Task requirements:
Copy all lines in which the word "Shift" can be found.

— start Entries shown —

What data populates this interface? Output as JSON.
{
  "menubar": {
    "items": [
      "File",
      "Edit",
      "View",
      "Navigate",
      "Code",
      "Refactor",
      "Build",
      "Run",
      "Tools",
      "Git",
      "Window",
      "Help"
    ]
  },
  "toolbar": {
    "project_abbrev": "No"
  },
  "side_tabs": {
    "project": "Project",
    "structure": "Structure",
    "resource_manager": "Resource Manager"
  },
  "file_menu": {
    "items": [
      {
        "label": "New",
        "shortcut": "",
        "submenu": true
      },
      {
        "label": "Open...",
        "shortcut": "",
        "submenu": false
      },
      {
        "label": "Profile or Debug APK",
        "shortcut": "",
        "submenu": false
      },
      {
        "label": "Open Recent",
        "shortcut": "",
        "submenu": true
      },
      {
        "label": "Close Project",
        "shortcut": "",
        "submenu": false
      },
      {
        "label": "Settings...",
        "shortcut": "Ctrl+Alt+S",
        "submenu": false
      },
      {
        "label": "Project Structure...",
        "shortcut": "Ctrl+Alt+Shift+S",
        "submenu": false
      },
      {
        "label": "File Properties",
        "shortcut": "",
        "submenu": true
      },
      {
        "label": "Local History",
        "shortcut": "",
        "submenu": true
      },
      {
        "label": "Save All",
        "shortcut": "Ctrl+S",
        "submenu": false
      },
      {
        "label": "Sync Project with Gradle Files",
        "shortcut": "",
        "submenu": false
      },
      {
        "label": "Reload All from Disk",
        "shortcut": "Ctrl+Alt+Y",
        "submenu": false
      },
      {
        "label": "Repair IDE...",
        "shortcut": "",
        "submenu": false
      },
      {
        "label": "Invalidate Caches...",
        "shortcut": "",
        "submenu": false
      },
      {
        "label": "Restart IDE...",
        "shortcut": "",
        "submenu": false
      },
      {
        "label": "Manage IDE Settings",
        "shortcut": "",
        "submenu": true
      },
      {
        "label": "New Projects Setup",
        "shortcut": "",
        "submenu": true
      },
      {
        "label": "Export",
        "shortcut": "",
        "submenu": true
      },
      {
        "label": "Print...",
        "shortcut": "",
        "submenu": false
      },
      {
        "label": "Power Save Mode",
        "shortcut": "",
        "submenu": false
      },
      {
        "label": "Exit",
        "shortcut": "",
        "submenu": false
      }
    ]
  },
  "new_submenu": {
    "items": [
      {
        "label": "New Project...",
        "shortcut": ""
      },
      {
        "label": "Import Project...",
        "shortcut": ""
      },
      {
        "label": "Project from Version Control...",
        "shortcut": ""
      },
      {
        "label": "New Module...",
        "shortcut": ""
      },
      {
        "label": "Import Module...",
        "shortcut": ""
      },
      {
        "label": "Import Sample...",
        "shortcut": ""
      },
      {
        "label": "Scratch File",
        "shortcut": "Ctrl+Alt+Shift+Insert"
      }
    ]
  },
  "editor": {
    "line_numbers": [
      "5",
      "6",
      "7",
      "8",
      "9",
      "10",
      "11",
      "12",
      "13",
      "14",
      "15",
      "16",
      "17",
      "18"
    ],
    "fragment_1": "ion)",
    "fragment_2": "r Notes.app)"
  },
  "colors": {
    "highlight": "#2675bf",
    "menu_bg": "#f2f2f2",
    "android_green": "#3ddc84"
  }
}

— end Entries shown —
— start Entries shown —

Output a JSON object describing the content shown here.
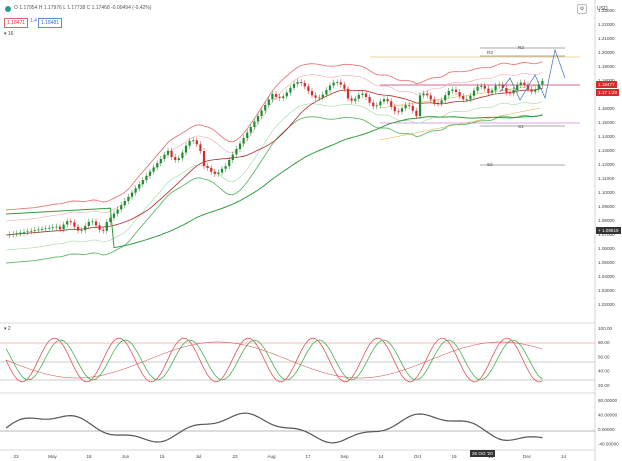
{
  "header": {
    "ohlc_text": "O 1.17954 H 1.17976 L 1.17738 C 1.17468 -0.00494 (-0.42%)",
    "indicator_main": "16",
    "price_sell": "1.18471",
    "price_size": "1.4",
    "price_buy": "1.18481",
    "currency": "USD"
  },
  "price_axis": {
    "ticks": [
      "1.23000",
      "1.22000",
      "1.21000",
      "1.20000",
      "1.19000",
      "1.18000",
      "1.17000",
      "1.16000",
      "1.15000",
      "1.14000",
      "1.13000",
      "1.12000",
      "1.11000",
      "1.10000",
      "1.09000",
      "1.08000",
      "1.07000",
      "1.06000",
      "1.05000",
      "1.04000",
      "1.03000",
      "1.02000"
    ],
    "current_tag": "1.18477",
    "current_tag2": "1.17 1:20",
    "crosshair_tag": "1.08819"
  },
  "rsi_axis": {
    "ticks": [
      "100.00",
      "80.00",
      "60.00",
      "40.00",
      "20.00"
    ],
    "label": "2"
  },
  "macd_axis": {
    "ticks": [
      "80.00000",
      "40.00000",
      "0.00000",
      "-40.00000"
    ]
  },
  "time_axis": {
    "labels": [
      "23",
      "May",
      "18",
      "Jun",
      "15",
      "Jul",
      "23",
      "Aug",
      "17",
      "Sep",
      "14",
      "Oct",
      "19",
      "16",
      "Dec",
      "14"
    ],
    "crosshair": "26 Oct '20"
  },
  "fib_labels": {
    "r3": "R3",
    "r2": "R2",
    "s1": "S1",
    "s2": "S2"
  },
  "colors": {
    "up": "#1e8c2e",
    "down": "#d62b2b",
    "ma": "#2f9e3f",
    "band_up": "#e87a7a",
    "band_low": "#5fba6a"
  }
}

— end Entries shown —
— start Entries shown —

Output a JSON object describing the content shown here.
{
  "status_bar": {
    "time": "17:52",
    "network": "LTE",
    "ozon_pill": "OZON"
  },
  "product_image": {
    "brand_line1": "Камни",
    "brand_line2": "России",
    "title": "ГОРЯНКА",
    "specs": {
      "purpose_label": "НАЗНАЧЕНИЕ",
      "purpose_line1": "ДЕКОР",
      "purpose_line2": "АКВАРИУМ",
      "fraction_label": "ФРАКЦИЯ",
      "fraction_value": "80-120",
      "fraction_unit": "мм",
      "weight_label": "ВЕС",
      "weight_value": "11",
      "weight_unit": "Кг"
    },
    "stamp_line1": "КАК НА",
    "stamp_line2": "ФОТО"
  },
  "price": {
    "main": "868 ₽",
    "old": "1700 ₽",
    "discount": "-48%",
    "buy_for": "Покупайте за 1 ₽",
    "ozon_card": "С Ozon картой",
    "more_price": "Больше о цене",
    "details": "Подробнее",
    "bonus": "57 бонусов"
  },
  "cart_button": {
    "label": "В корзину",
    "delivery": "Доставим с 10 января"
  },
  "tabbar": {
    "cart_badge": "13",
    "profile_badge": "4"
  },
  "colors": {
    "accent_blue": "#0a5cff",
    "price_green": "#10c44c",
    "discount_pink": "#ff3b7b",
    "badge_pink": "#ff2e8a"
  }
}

— end Entries shown —

Final result:
        "shortcut": "Ctrl+Alt+Shift+S",
        "shortcut": "Ctrl+Alt+Shift+Insert"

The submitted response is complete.